# REQUIREMENTS:
Retype the records below exactly as they appear, but leave out any pictures.

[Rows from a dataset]
- - -

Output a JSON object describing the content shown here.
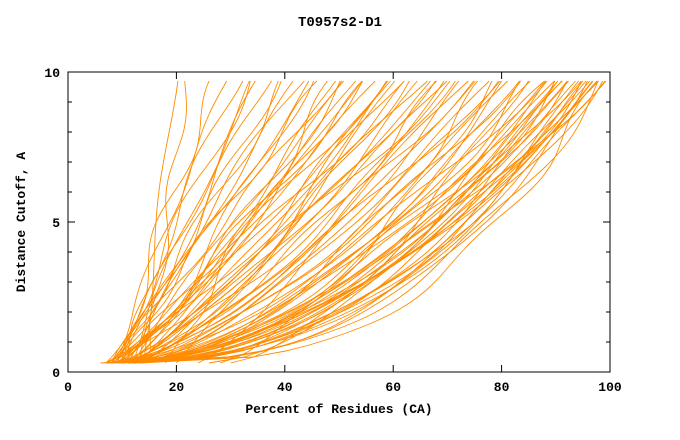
{
  "frame": {
    "background": "#ffffff",
    "axis_color": "#000000",
    "text_color": "#000000"
  },
  "chart_data": {
    "type": "line",
    "title": "T0957s2-D1",
    "xlabel": "Percent of Residues (CA)",
    "ylabel": "Distance Cutoff, A",
    "xlim": [
      0,
      100
    ],
    "ylim": [
      0,
      10
    ],
    "x_ticks": [
      0,
      20,
      40,
      60,
      80,
      100
    ],
    "y_ticks": [
      0,
      5,
      10
    ],
    "y_minor_ticks": [
      1,
      2,
      3,
      4,
      6,
      7,
      8,
      9
    ],
    "grid": false,
    "legend": false,
    "curve_color": "#ff8c00",
    "y_draw_range": [
      0.3,
      9.7
    ],
    "curve_encoding": [
      "start_percent_at_0A",
      "percent_at_10A",
      "shape_exponent"
    ],
    "curves": [
      [
        14,
        20,
        1.15
      ],
      [
        15,
        22,
        1.05
      ],
      [
        10,
        28,
        1.2
      ],
      [
        9,
        30,
        1.1
      ],
      [
        11,
        32,
        1.25
      ],
      [
        8,
        34,
        1.0
      ],
      [
        12,
        35,
        1.15
      ],
      [
        10,
        36,
        0.95
      ],
      [
        9,
        38,
        1.1
      ],
      [
        13,
        40,
        1.2
      ],
      [
        8,
        41,
        0.95
      ],
      [
        11,
        43,
        1.05
      ],
      [
        10,
        44,
        1.15
      ],
      [
        12,
        45,
        0.9
      ],
      [
        7,
        46,
        0.95
      ],
      [
        9,
        48,
        1.05
      ],
      [
        11,
        50,
        0.85
      ],
      [
        8,
        51,
        1.0
      ],
      [
        10,
        52,
        0.9
      ],
      [
        12,
        53,
        1.1
      ],
      [
        9,
        54,
        0.8
      ],
      [
        13,
        55,
        0.95
      ],
      [
        7,
        56,
        0.85
      ],
      [
        10,
        57,
        1.0
      ],
      [
        8,
        58,
        0.9
      ],
      [
        11,
        59,
        0.75
      ],
      [
        9,
        60,
        0.95
      ],
      [
        12,
        61,
        0.85
      ],
      [
        10,
        62,
        0.7
      ],
      [
        8,
        63,
        0.9
      ],
      [
        13,
        64,
        0.8
      ],
      [
        9,
        65,
        0.95
      ],
      [
        11,
        66,
        0.7
      ],
      [
        7,
        67,
        0.85
      ],
      [
        10,
        68,
        0.75
      ],
      [
        12,
        69,
        0.9
      ],
      [
        8,
        70,
        0.65
      ],
      [
        9,
        71,
        0.8
      ],
      [
        11,
        72,
        0.7
      ],
      [
        7,
        73,
        0.85
      ],
      [
        10,
        74,
        0.6
      ],
      [
        12,
        75,
        0.75
      ],
      [
        8,
        76,
        0.65
      ],
      [
        9,
        77,
        0.8
      ],
      [
        11,
        78,
        0.55
      ],
      [
        13,
        79,
        0.7
      ],
      [
        7,
        80,
        0.6
      ],
      [
        10,
        81,
        0.75
      ],
      [
        8,
        82,
        0.5
      ],
      [
        12,
        83,
        0.65
      ],
      [
        9,
        84,
        0.55
      ],
      [
        11,
        85,
        0.7
      ],
      [
        7,
        86,
        0.5
      ],
      [
        10,
        87,
        0.6
      ],
      [
        13,
        88,
        0.45
      ],
      [
        8,
        89,
        0.65
      ],
      [
        9,
        90,
        0.5
      ],
      [
        11,
        90,
        0.6
      ],
      [
        7,
        91,
        0.45
      ],
      [
        10,
        91,
        0.55
      ],
      [
        12,
        92,
        0.5
      ],
      [
        8,
        92,
        0.6
      ],
      [
        9,
        93,
        0.42
      ],
      [
        11,
        93,
        0.55
      ],
      [
        7,
        94,
        0.48
      ],
      [
        10,
        94,
        0.6
      ],
      [
        13,
        95,
        0.4
      ],
      [
        8,
        95,
        0.52
      ],
      [
        9,
        96,
        0.45
      ],
      [
        12,
        96,
        0.58
      ],
      [
        7,
        97,
        0.4
      ],
      [
        10,
        97,
        0.5
      ],
      [
        11,
        97,
        0.44
      ],
      [
        8,
        98,
        0.55
      ],
      [
        9,
        98,
        0.38
      ],
      [
        12,
        98,
        0.48
      ],
      [
        7,
        99,
        0.42
      ],
      [
        10,
        99,
        0.52
      ],
      [
        13,
        99,
        0.36
      ],
      [
        8,
        100,
        0.45
      ],
      [
        9,
        100,
        0.55
      ],
      [
        11,
        100,
        0.4
      ],
      [
        6,
        100,
        0.5
      ],
      [
        20,
        60,
        0.9
      ],
      [
        24,
        70,
        0.8
      ],
      [
        28,
        80,
        0.7
      ],
      [
        18,
        50,
        1.0
      ],
      [
        26,
        92,
        0.6
      ],
      [
        30,
        85,
        0.65
      ]
    ]
  }
}
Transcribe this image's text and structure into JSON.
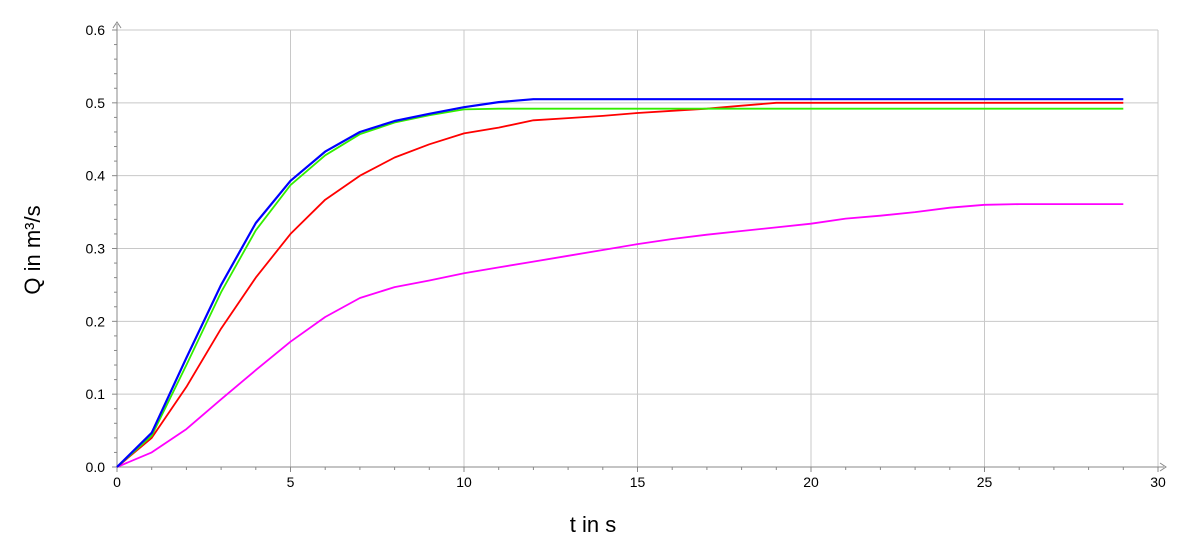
{
  "chart_data": {
    "type": "line",
    "title": "",
    "xlabel": "t in s",
    "ylabel": "Q in m³/s",
    "xlim": [
      0,
      30
    ],
    "ylim": [
      0,
      0.6
    ],
    "xticks": [
      "0",
      "5",
      "10",
      "15",
      "20",
      "25",
      "30"
    ],
    "yticks": [
      "0.0",
      "0.1",
      "0.2",
      "0.3",
      "0.4",
      "0.5",
      "0.6"
    ],
    "grid": true,
    "legend": "none",
    "x": [
      0,
      1,
      2,
      3,
      4,
      5,
      6,
      7,
      8,
      9,
      10,
      11,
      12,
      13,
      14,
      15,
      16,
      17,
      18,
      19,
      20,
      21,
      22,
      23,
      24,
      25,
      26,
      27,
      28,
      29
    ],
    "series": [
      {
        "color": "#ff00ff",
        "values": [
          0,
          0.02,
          0.052,
          0.093,
          0.133,
          0.172,
          0.206,
          0.232,
          0.247,
          0.256,
          0.266,
          0.274,
          0.282,
          0.29,
          0.298,
          0.306,
          0.313,
          0.319,
          0.324,
          0.329,
          0.334,
          0.341,
          0.345,
          0.35,
          0.356,
          0.36,
          0.361,
          0.361,
          0.361,
          0.361
        ]
      },
      {
        "color": "#ff0000",
        "values": [
          0,
          0.04,
          0.11,
          0.19,
          0.26,
          0.32,
          0.367,
          0.4,
          0.425,
          0.443,
          0.458,
          0.466,
          0.476,
          0.479,
          0.482,
          0.486,
          0.489,
          0.492,
          0.496,
          0.5,
          0.5,
          0.5,
          0.5,
          0.5,
          0.5,
          0.5,
          0.5,
          0.5,
          0.5,
          0.5
        ]
      },
      {
        "color": "#33ee00",
        "values": [
          0,
          0.043,
          0.14,
          0.24,
          0.325,
          0.387,
          0.428,
          0.457,
          0.473,
          0.483,
          0.491,
          0.492,
          0.492,
          0.492,
          0.492,
          0.492,
          0.492,
          0.492,
          0.492,
          0.492,
          0.492,
          0.492,
          0.492,
          0.492,
          0.492,
          0.492,
          0.492,
          0.492,
          0.492,
          0.492
        ]
      },
      {
        "color": "#0000ff",
        "values": [
          0,
          0.047,
          0.15,
          0.25,
          0.335,
          0.393,
          0.433,
          0.46,
          0.475,
          0.485,
          0.494,
          0.501,
          0.505,
          0.505,
          0.505,
          0.505,
          0.505,
          0.505,
          0.505,
          0.505,
          0.505,
          0.505,
          0.505,
          0.505,
          0.505,
          0.505,
          0.505,
          0.505,
          0.505,
          0.505
        ]
      }
    ]
  }
}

- - -

# FINAL RESULT:
Output a JSON object describing the content shown here.
{
  "frame": {
    "background": "#ffffff",
    "axis_color": "#000000",
    "text_color": "#000000"
  },
  "chart_data": {
    "type": "line",
    "title": "T0957s2-D1",
    "xlabel": "Percent of Residues (CA)",
    "ylabel": "Distance Cutoff, A",
    "xlim": [
      0,
      100
    ],
    "ylim": [
      0,
      10
    ],
    "x_ticks": [
      0,
      20,
      40,
      60,
      80,
      100
    ],
    "y_ticks": [
      0,
      5,
      10
    ],
    "y_minor_ticks": [
      1,
      2,
      3,
      4,
      6,
      7,
      8,
      9
    ],
    "grid": false,
    "legend": false,
    "curve_color": "#ff8c00",
    "y_draw_range": [
      0.3,
      9.7
    ],
    "curve_encoding": [
      "start_percent_at_0A",
      "percent_at_10A",
      "shape_exponent"
    ],
    "curves": [
      [
        14,
        20,
        1.15
      ],
      [
        15,
        22,
        1.05
      ],
      [
        10,
        28,
        1.2
      ],
      [
        9,
        30,
        1.1
      ],
      [
        11,
        32,
        1.25
      ],
      [
        8,
        34,
        1.0
      ],
      [
        12,
        35,
        1.15
      ],
      [
        10,
        36,
        0.95
      ],
      [
        9,
        38,
        1.1
      ],
      [
        13,
        40,
        1.2
      ],
      [
        8,
        41,
        0.95
      ],
      [
        11,
        43,
        1.05
      ],
      [
        10,
        44,
        1.15
      ],
      [
        12,
        45,
        0.9
      ],
      [
        7,
        46,
        0.95
      ],
      [
        9,
        48,
        1.05
      ],
      [
        11,
        50,
        0.85
      ],
      [
        8,
        51,
        1.0
      ],
      [
        10,
        52,
        0.9
      ],
      [
        12,
        53,
        1.1
      ],
      [
        9,
        54,
        0.8
      ],
      [
        13,
        55,
        0.95
      ],
      [
        7,
        56,
        0.85
      ],
      [
        10,
        57,
        1.0
      ],
      [
        8,
        58,
        0.9
      ],
      [
        11,
        59,
        0.75
      ],
      [
        9,
        60,
        0.95
      ],
      [
        12,
        61,
        0.85
      ],
      [
        10,
        62,
        0.7
      ],
      [
        8,
        63,
        0.9
      ],
      [
        13,
        64,
        0.8
      ],
      [
        9,
        65,
        0.95
      ],
      [
        11,
        66,
        0.7
      ],
      [
        7,
        67,
        0.85
      ],
      [
        10,
        68,
        0.75
      ],
      [
        12,
        69,
        0.9
      ],
      [
        8,
        70,
        0.65
      ],
      [
        9,
        71,
        0.8
      ],
      [
        11,
        72,
        0.7
      ],
      [
        7,
        73,
        0.85
      ],
      [
        10,
        74,
        0.6
      ],
      [
        12,
        75,
        0.75
      ],
      [
        8,
        76,
        0.65
      ],
      [
        9,
        77,
        0.8
      ],
      [
        11,
        78,
        0.55
      ],
      [
        13,
        79,
        0.7
      ],
      [
        7,
        80,
        0.6
      ],
      [
        10,
        81,
        0.75
      ],
      [
        8,
        82,
        0.5
      ],
      [
        12,
        83,
        0.65
      ],
      [
        9,
        84,
        0.55
      ],
      [
        11,
        85,
        0.7
      ],
      [
        7,
        86,
        0.5
      ],
      [
        10,
        87,
        0.6
      ],
      [
        13,
        88,
        0.45
      ],
      [
        8,
        89,
        0.65
      ],
      [
        9,
        90,
        0.5
      ],
      [
        11,
        90,
        0.6
      ],
      [
        7,
        91,
        0.45
      ],
      [
        10,
        91,
        0.55
      ],
      [
        12,
        92,
        0.5
      ],
      [
        8,
        92,
        0.6
      ],
      [
        9,
        93,
        0.42
      ],
      [
        11,
        93,
        0.55
      ],
      [
        7,
        94,
        0.48
      ],
      [
        10,
        94,
        0.6
      ],
      [
        13,
        95,
        0.4
      ],
      [
        8,
        95,
        0.52
      ],
      [
        9,
        96,
        0.45
      ],
      [
        12,
        96,
        0.58
      ],
      [
        7,
        97,
        0.4
      ],
      [
        10,
        97,
        0.5
      ],
      [
        11,
        97,
        0.44
      ],
      [
        8,
        98,
        0.55
      ],
      [
        9,
        98,
        0.38
      ],
      [
        12,
        98,
        0.48
      ],
      [
        7,
        99,
        0.42
      ],
      [
        10,
        99,
        0.52
      ],
      [
        13,
        99,
        0.36
      ],
      [
        8,
        100,
        0.45
      ],
      [
        9,
        100,
        0.55
      ],
      [
        11,
        100,
        0.4
      ],
      [
        6,
        100,
        0.5
      ],
      [
        20,
        60,
        0.9
      ],
      [
        24,
        70,
        0.8
      ],
      [
        28,
        80,
        0.7
      ],
      [
        18,
        50,
        1.0
      ],
      [
        26,
        92,
        0.6
      ],
      [
        30,
        85,
        0.65
      ]
    ]
  }
}
Transcribe this image's text and structure into JSON.
{
  "chart_data": {
    "type": "line",
    "title": "",
    "xlabel": "t in s",
    "ylabel": "Q in m³/s",
    "xlim": [
      0,
      30
    ],
    "ylim": [
      0,
      0.6
    ],
    "xticks": [
      "0",
      "5",
      "10",
      "15",
      "20",
      "25",
      "30"
    ],
    "yticks": [
      "0.0",
      "0.1",
      "0.2",
      "0.3",
      "0.4",
      "0.5",
      "0.6"
    ],
    "grid": true,
    "legend": "none",
    "x": [
      0,
      1,
      2,
      3,
      4,
      5,
      6,
      7,
      8,
      9,
      10,
      11,
      12,
      13,
      14,
      15,
      16,
      17,
      18,
      19,
      20,
      21,
      22,
      23,
      24,
      25,
      26,
      27,
      28,
      29
    ],
    "series": [
      {
        "color": "#ff00ff",
        "values": [
          0,
          0.02,
          0.052,
          0.093,
          0.133,
          0.172,
          0.206,
          0.232,
          0.247,
          0.256,
          0.266,
          0.274,
          0.282,
          0.29,
          0.298,
          0.306,
          0.313,
          0.319,
          0.324,
          0.329,
          0.334,
          0.341,
          0.345,
          0.35,
          0.356,
          0.36,
          0.361,
          0.361,
          0.361,
          0.361
        ]
      },
      {
        "color": "#ff0000",
        "values": [
          0,
          0.04,
          0.11,
          0.19,
          0.26,
          0.32,
          0.367,
          0.4,
          0.425,
          0.443,
          0.458,
          0.466,
          0.476,
          0.479,
          0.482,
          0.486,
          0.489,
          0.492,
          0.496,
          0.5,
          0.5,
          0.5,
          0.5,
          0.5,
          0.5,
          0.5,
          0.5,
          0.5,
          0.5,
          0.5
        ]
      },
      {
        "color": "#33ee00",
        "values": [
          0,
          0.043,
          0.14,
          0.24,
          0.325,
          0.387,
          0.428,
          0.457,
          0.473,
          0.483,
          0.491,
          0.492,
          0.492,
          0.492,
          0.492,
          0.492,
          0.492,
          0.492,
          0.492,
          0.492,
          0.492,
          0.492,
          0.492,
          0.492,
          0.492,
          0.492,
          0.492,
          0.492,
          0.492,
          0.492
        ]
      },
      {
        "color": "#0000ff",
        "values": [
          0,
          0.047,
          0.15,
          0.25,
          0.335,
          0.393,
          0.433,
          0.46,
          0.475,
          0.485,
          0.494,
          0.501,
          0.505,
          0.505,
          0.505,
          0.505,
          0.505,
          0.505,
          0.505,
          0.505,
          0.505,
          0.505,
          0.505,
          0.505,
          0.505,
          0.505,
          0.505,
          0.505,
          0.505,
          0.505
        ]
      }
    ]
  }
}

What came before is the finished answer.